**Given information**:
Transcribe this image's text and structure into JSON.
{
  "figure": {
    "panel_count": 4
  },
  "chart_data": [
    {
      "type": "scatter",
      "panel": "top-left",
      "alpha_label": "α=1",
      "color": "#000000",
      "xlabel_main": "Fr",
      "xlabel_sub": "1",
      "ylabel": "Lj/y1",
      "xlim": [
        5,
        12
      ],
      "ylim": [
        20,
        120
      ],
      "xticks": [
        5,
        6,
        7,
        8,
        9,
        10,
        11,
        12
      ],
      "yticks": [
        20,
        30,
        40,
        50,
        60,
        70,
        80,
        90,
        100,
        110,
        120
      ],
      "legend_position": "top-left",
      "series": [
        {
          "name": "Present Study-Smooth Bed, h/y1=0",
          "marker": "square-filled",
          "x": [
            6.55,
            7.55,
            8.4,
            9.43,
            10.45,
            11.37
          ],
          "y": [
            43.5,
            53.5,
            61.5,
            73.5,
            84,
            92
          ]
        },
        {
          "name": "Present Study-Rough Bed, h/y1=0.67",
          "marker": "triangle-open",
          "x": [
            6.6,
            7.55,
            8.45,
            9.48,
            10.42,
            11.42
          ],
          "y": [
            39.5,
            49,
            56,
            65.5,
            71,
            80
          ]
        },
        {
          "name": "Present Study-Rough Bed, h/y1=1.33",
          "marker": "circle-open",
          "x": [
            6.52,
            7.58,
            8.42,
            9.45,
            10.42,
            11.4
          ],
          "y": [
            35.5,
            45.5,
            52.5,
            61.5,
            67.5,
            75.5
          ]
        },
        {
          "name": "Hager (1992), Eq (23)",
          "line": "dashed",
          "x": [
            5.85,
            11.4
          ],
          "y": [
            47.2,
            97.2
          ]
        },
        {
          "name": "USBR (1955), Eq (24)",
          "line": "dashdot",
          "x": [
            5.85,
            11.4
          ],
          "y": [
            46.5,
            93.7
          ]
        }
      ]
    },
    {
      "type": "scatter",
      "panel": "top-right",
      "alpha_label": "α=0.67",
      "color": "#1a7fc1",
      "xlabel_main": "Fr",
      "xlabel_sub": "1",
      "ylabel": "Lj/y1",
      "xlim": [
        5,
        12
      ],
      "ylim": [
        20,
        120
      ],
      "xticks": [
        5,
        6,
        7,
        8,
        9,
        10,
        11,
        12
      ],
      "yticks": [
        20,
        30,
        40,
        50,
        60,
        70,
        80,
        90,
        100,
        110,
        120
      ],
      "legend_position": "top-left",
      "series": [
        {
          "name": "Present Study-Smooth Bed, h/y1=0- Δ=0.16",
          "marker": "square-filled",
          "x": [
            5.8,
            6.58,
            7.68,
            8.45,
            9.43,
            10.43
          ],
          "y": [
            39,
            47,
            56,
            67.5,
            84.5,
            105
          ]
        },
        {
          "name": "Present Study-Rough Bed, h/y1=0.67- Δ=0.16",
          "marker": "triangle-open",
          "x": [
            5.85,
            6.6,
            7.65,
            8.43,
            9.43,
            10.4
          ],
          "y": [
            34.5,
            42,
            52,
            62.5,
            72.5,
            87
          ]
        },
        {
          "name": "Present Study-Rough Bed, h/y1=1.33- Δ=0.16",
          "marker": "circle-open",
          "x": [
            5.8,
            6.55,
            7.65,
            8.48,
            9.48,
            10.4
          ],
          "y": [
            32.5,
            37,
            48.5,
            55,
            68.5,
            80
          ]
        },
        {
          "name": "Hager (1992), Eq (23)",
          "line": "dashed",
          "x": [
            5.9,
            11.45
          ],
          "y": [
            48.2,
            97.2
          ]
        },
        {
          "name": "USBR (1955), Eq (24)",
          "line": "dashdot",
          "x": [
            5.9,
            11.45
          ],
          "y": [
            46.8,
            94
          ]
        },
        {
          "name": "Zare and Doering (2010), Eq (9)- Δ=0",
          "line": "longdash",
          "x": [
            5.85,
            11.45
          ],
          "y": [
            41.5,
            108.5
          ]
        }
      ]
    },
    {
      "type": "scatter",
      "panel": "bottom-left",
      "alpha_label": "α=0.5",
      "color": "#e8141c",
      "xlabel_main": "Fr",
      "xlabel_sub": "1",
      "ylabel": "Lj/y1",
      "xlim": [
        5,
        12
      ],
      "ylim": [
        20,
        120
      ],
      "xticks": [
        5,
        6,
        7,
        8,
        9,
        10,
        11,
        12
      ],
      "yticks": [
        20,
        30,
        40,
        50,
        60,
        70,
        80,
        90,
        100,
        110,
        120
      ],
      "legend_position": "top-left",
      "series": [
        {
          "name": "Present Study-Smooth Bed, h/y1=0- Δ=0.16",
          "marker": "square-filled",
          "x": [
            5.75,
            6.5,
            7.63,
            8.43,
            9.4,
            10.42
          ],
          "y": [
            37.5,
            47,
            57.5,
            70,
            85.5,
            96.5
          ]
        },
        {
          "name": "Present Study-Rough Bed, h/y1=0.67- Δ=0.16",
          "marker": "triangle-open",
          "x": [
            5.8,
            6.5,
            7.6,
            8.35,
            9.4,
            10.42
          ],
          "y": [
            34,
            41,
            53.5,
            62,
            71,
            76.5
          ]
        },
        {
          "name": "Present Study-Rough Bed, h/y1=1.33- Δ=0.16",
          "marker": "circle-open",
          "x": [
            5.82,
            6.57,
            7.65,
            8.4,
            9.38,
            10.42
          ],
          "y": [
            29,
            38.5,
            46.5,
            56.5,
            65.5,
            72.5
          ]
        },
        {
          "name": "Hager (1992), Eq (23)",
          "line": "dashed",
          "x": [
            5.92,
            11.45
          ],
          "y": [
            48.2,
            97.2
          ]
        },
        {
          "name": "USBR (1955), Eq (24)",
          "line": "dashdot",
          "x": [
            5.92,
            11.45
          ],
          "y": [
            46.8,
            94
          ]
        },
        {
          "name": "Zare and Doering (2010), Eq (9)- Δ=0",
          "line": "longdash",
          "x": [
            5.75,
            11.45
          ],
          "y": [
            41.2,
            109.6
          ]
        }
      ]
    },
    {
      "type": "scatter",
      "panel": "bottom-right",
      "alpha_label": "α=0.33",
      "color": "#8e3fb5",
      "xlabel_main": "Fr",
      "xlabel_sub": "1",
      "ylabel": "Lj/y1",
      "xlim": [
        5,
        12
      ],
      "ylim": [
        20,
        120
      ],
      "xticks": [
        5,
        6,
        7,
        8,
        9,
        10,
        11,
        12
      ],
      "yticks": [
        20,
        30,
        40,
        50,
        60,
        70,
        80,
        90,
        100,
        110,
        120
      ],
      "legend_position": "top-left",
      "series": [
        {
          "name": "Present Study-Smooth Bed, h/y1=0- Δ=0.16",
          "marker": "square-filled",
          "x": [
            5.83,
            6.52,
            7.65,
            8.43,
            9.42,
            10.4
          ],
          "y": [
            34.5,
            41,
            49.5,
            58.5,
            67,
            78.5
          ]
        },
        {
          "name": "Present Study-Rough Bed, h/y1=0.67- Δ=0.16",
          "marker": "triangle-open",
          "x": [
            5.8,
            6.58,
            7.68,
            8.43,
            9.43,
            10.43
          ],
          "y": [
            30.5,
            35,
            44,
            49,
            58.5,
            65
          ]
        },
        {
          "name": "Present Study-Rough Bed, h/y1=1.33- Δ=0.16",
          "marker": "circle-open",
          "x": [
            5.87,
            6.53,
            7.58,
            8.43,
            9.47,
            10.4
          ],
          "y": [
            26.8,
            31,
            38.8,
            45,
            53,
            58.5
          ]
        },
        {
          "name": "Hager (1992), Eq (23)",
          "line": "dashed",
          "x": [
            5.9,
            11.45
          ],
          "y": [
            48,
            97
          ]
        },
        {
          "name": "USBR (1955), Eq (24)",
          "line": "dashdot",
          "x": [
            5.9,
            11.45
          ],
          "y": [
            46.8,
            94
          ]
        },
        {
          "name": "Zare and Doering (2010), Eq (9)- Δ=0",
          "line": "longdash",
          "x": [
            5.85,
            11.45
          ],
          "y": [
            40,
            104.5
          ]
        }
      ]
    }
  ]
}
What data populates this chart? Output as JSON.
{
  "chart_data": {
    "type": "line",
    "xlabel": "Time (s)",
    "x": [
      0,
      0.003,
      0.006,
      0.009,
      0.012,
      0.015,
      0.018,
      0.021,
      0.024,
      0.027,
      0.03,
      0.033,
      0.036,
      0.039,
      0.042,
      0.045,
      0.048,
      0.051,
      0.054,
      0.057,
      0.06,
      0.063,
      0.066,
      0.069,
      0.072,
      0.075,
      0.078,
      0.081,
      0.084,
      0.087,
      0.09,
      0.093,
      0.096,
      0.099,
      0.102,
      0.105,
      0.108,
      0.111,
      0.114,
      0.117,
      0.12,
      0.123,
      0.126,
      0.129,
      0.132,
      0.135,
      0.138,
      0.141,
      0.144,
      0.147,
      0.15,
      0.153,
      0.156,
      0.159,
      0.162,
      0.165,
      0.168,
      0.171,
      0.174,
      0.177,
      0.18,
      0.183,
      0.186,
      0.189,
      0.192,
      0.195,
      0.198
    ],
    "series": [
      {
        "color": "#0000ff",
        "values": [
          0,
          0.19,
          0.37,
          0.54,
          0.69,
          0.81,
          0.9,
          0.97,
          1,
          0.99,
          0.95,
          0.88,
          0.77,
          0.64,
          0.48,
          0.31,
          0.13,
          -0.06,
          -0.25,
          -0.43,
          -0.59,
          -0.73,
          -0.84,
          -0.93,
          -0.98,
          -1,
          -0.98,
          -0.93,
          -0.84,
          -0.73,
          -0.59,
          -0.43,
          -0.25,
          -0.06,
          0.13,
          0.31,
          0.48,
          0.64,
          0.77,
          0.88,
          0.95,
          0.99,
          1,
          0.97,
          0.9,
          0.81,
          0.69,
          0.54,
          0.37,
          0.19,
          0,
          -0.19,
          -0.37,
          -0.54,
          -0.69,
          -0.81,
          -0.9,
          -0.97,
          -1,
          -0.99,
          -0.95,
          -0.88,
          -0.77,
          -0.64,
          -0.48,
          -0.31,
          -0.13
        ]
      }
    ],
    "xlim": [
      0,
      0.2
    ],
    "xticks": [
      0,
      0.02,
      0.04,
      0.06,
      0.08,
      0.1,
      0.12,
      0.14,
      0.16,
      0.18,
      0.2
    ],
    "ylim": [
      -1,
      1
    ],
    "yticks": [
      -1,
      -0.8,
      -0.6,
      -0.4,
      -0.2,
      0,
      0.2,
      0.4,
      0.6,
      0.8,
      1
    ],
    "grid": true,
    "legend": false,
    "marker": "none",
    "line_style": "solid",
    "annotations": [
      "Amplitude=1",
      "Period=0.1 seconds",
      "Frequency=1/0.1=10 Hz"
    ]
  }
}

**Directive**: In the listing above, locate each line with "JSON" and copy it.

**Expected answer**:
Transcribe this image's text and structure into JSON.
What data populates this chart? Output as JSON.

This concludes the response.